__REQUIRED WORK__: Where a line of the material contains the string "Είδος", copy that line.

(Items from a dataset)
* * *
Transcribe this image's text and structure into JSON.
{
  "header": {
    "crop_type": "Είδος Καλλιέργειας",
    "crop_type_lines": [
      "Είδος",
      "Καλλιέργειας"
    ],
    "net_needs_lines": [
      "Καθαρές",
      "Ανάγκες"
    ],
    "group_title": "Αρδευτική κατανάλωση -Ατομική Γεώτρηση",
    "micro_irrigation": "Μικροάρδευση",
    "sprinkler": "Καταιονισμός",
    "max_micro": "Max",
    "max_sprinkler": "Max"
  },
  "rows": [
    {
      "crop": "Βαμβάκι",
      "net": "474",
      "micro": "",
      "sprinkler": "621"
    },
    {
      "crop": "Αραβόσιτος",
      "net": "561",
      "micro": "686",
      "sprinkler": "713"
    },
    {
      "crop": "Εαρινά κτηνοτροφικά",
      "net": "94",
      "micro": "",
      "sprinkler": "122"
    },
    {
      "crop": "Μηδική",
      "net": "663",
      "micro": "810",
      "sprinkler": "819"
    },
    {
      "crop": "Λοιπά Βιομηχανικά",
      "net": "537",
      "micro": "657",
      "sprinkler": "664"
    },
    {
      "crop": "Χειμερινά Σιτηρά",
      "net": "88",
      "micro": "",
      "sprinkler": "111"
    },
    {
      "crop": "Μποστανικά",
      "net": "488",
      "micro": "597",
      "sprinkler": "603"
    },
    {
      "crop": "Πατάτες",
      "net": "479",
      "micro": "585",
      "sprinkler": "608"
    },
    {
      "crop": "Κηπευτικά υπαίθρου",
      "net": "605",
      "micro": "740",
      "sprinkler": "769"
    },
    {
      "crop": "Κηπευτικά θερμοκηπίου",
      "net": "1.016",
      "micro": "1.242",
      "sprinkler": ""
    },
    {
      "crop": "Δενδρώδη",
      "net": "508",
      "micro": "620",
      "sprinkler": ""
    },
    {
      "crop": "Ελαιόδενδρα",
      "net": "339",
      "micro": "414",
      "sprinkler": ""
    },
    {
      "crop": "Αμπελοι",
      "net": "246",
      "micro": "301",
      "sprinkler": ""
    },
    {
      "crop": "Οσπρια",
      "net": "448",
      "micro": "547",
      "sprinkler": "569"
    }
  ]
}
* * *
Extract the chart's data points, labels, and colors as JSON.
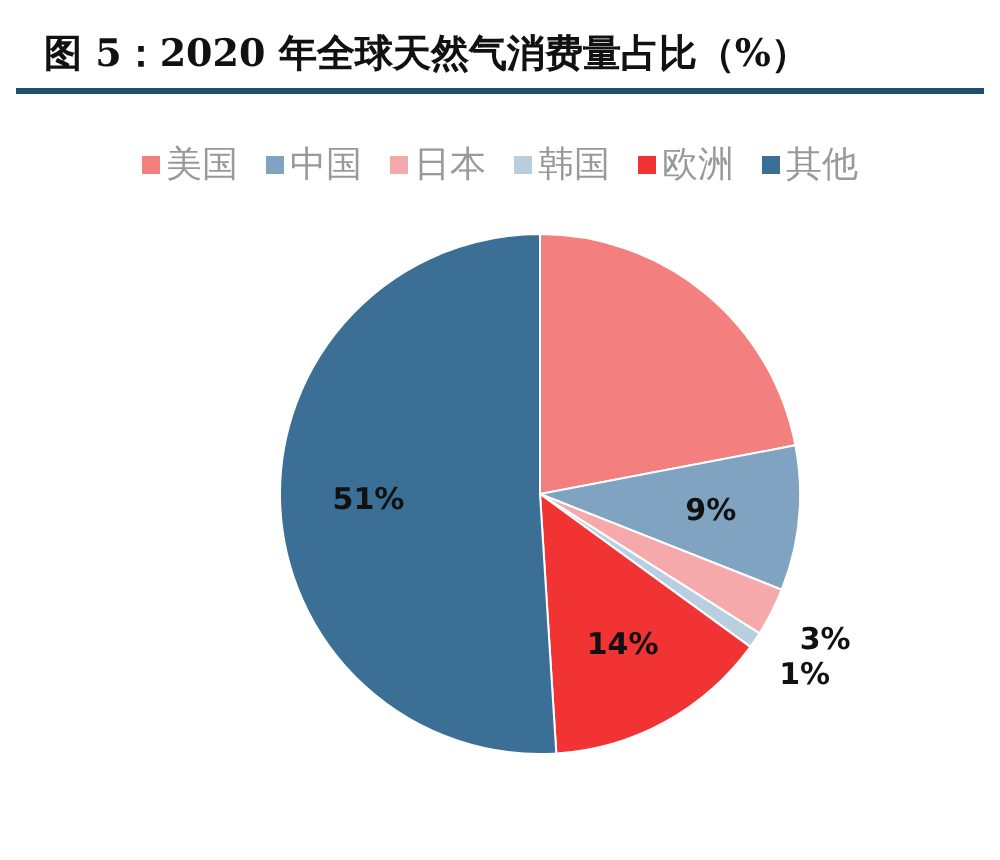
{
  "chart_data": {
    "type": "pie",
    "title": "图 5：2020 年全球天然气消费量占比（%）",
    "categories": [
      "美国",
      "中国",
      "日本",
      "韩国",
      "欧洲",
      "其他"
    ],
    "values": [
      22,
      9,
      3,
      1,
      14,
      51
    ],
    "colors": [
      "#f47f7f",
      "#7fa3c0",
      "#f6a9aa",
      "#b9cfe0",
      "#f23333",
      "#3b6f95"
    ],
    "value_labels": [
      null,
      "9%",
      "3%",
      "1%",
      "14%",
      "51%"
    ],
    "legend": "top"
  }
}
* * *
__COMPLETED EXERCISE__:
    "crop_type": "Είδος Καλλιέργειας",
      "Είδος",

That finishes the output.